◆ Instructions to follow
All of the records below need to be copied exactly.

(Data entries)
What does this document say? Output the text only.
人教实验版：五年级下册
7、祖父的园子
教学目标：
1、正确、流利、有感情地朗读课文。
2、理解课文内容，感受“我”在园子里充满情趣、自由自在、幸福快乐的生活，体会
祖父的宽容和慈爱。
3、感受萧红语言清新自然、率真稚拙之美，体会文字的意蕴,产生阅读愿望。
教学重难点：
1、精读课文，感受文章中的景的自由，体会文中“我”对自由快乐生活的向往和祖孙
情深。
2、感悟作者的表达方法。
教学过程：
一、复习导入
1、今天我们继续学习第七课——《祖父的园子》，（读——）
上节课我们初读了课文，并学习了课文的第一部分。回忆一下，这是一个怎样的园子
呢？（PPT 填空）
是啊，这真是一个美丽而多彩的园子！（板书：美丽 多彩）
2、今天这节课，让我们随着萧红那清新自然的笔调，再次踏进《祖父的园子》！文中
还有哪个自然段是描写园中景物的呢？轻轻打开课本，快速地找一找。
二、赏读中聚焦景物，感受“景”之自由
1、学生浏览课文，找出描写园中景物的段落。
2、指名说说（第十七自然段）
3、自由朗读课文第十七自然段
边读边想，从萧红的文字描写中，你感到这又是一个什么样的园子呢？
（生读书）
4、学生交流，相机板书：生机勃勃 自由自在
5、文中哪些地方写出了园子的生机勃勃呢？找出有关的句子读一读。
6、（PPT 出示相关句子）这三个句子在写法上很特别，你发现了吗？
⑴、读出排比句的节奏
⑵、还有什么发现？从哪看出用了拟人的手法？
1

◆ Result of this exercise
What does this document say? Output the text only.
人教实验版：五年级下册
7、祖父的园子
教学目标：
1、正确、流利、有感情地朗读课文。
2、理解课文内容，感受“我”在园子里充满情趣、自由自在、幸福快乐的生活，体会
祖父的宽容和慈爱。
3、感受萧红语言清新自然、率真稚拙之美，体会文字的意蕴,产生阅读愿望。
教学重难点：
1、精读课文，感受文章中的景的自由，体会文中“我”对自由快乐生活的向往和祖孙
情深。
2、感悟作者的表达方法。
教学过程：
一、复习导入
1、今天我们继续学习第七课——《祖父的园子》，（读——）
上节课我们初读了课文，并学习了课文的第一部分。回忆一下，这是一个怎样的园子
呢？（PPT 填空）
是啊，这真是一个美丽而多彩的园子！（板书：美丽 多彩）
2、今天这节课，让我们随着萧红那清新自然的笔调，再次踏进《祖父的园子》！文中
还有哪个自然段是描写园中景物的呢？轻轻打开课本，快速地找一找。
二、赏读中聚焦景物，感受“景”之自由
1、学生浏览课文，找出描写园中景物的段落。
2、指名说说（第十七自然段）
3、自由朗读课文第十七自然段
边读边想，从萧红的文字描写中，你感到这又是一个什么样的园子呢？
（生读书）
4、学生交流，相机板书：生机勃勃 自由自在
5、文中哪些地方写出了园子的生机勃勃呢？找出有关的句子读一读。
6、（PPT 出示相关句子）这三个句子在写法上很特别，你发现了吗？
⑴、读出排比句的节奏
⑵、还有什么发现？从哪看出用了拟人的手法？
1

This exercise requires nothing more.